• **JOB**:
State the number of lines that hold the string "button", with nothing added.
□ □ □
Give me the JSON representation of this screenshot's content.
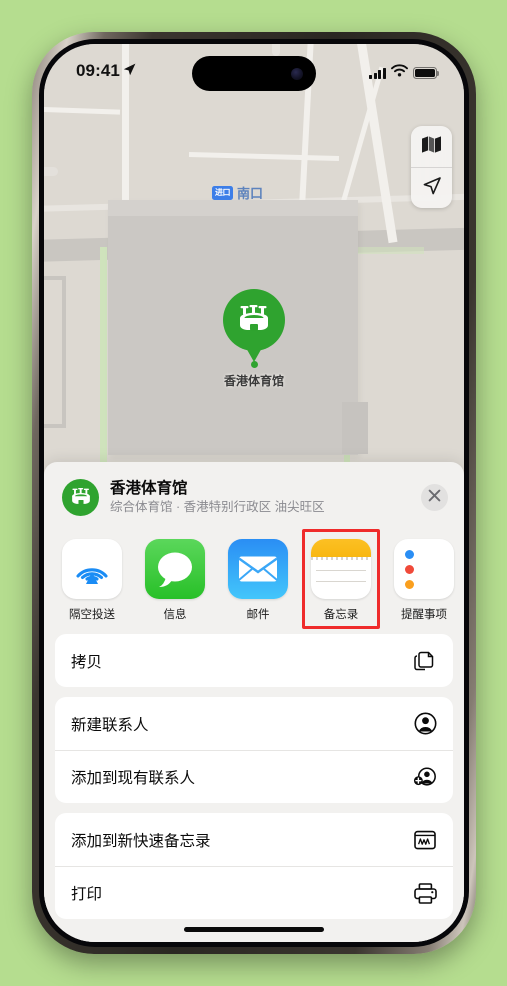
{
  "status_bar": {
    "time": "09:41",
    "location_arrow": "location-arrow-icon",
    "signal": "cellular-signal-icon",
    "wifi": "wifi-icon",
    "battery": "battery-icon"
  },
  "map": {
    "pin_label": "香港体育馆",
    "pin_icon": "stadium-icon",
    "metro_badge": "进口",
    "metro_label": "南口",
    "controls": [
      {
        "name": "map-layers-button",
        "icon": "folded-map-icon"
      },
      {
        "name": "locate-me-button",
        "icon": "navigation-arrow-icon"
      }
    ]
  },
  "share_sheet": {
    "title": "香港体育馆",
    "subtitle": "综合体育馆 · 香港特别行政区 油尖旺区",
    "icon": "stadium-icon",
    "close_label": "✕",
    "apps": [
      {
        "label": "隔空投送",
        "icon": "airdrop-icon",
        "selected": false
      },
      {
        "label": "信息",
        "icon": "messages-icon",
        "selected": false
      },
      {
        "label": "邮件",
        "icon": "mail-icon",
        "selected": false
      },
      {
        "label": "备忘录",
        "icon": "notes-icon",
        "selected": true
      },
      {
        "label": "提醒事项",
        "icon": "reminders-icon",
        "selected": false
      }
    ],
    "actions": [
      {
        "label": "拷贝",
        "icon": "copy-icon"
      },
      {
        "label": "新建联系人",
        "icon": "new-contact-icon"
      },
      {
        "label": "添加到现有联系人",
        "icon": "add-to-contact-icon"
      },
      {
        "label": "添加到新快速备忘录",
        "icon": "quick-note-icon"
      },
      {
        "label": "打印",
        "icon": "printer-icon"
      }
    ]
  },
  "colors": {
    "background": "#b5dd8f",
    "accent_green": "#2fa32f",
    "highlight_red": "#ef2b2b",
    "transit_blue": "#3c7ee8"
  }
}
□ □ □
• **COMPLETED EXERCISE**:
2